▶ **TO BE DONE**: Transcribe the records that follow in their entirety, omitting any pictures.

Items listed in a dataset

● ● ●

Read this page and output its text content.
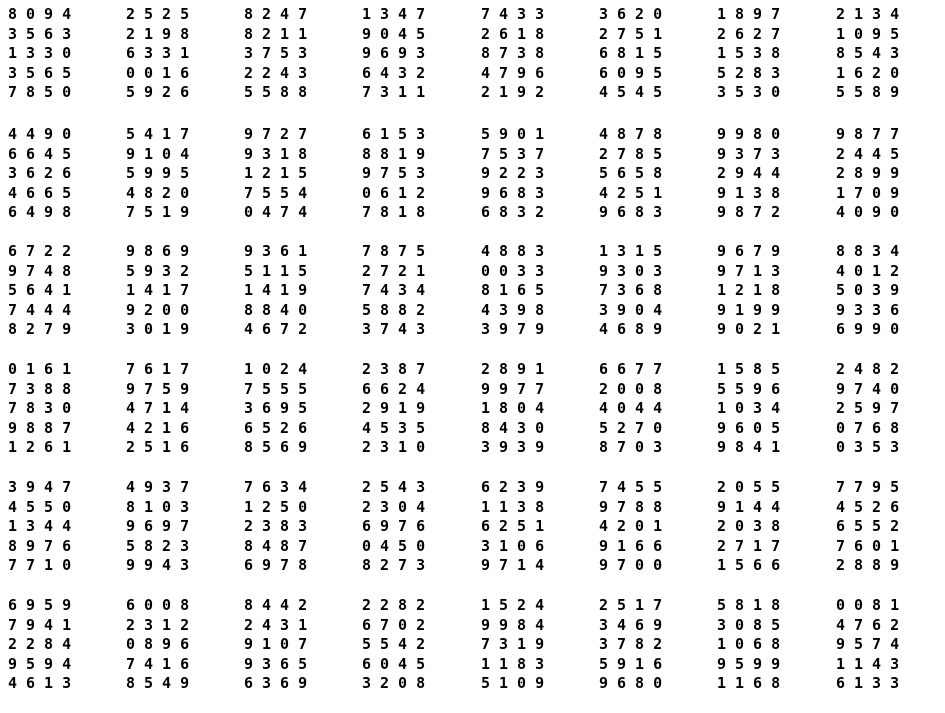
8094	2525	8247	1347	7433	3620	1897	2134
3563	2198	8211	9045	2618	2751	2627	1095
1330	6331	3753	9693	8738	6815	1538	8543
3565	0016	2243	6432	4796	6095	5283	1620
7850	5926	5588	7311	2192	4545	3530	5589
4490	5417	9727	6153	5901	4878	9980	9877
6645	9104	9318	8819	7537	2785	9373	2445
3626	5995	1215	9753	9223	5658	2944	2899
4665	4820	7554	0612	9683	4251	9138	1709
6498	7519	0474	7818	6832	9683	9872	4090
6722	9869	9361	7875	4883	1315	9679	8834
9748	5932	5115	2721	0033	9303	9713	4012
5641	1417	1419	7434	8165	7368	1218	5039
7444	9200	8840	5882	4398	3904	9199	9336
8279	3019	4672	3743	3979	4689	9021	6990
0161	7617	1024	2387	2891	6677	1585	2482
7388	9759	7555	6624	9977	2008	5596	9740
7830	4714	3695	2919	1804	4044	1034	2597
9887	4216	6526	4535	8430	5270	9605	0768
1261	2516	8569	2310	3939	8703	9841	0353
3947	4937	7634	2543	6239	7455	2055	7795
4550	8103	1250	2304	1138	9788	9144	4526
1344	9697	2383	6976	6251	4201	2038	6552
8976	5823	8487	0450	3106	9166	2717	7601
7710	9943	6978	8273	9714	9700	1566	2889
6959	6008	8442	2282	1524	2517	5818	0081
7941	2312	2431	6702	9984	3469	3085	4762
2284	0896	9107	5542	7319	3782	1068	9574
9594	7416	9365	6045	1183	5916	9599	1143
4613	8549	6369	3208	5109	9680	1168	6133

● ● ●

▶ **EXERCISE RESPONSE**:
Read this page and output its text content.
8094	2525	8247	1347	7433	3620	1897	2134
3563	2198	8211	9045	2618	2751	2627	1095
1330	6331	3753	9693	8738	6815	1538	8543
3565	0016	2243	6432	4796	6095	5283	1620
7850	5926	5588	7311	2192	4545	3530	5589
4490	5417	9727	6153	5901	4878	9980	9877
6645	9104	9318	8819	7537	2785	9373	2445
3626	5995	1215	9753	9223	5658	2944	2899
4665	4820	7554	0612	9683	4251	9138	1709
6498	7519	0474	7818	6832	9683	9872	4090
6722	9869	9361	7875	4883	1315	9679	8834
9748	5932	5115	2721	0033	9303	9713	4012
5641	1417	1419	7434	8165	7368	1218	5039
7444	9200	8840	5882	4398	3904	9199	9336
8279	3019	4672	3743	3979	4689	9021	6990
0161	7617	1024	2387	2891	6677	1585	2482
7388	9759	7555	6624	9977	2008	5596	9740
7830	4714	3695	2919	1804	4044	1034	2597
9887	4216	6526	4535	8430	5270	9605	0768
1261	2516	8569	2310	3939	8703	9841	0353
3947	4937	7634	2543	6239	7455	2055	7795
4550	8103	1250	2304	1138	9788	9144	4526
1344	9697	2383	6976	6251	4201	2038	6552
8976	5823	8487	0450	3106	9166	2717	7601
7710	9943	6978	8273	9714	9700	1566	2889
6959	6008	8442	2282	1524	2517	5818	0081
7941	2312	2431	6702	9984	3469	3085	4762
2284	0896	9107	5542	7319	3782	1068	9574
9594	7416	9365	6045	1183	5916	9599	1143
4613	8549	6369	3208	5109	9680	1168	6133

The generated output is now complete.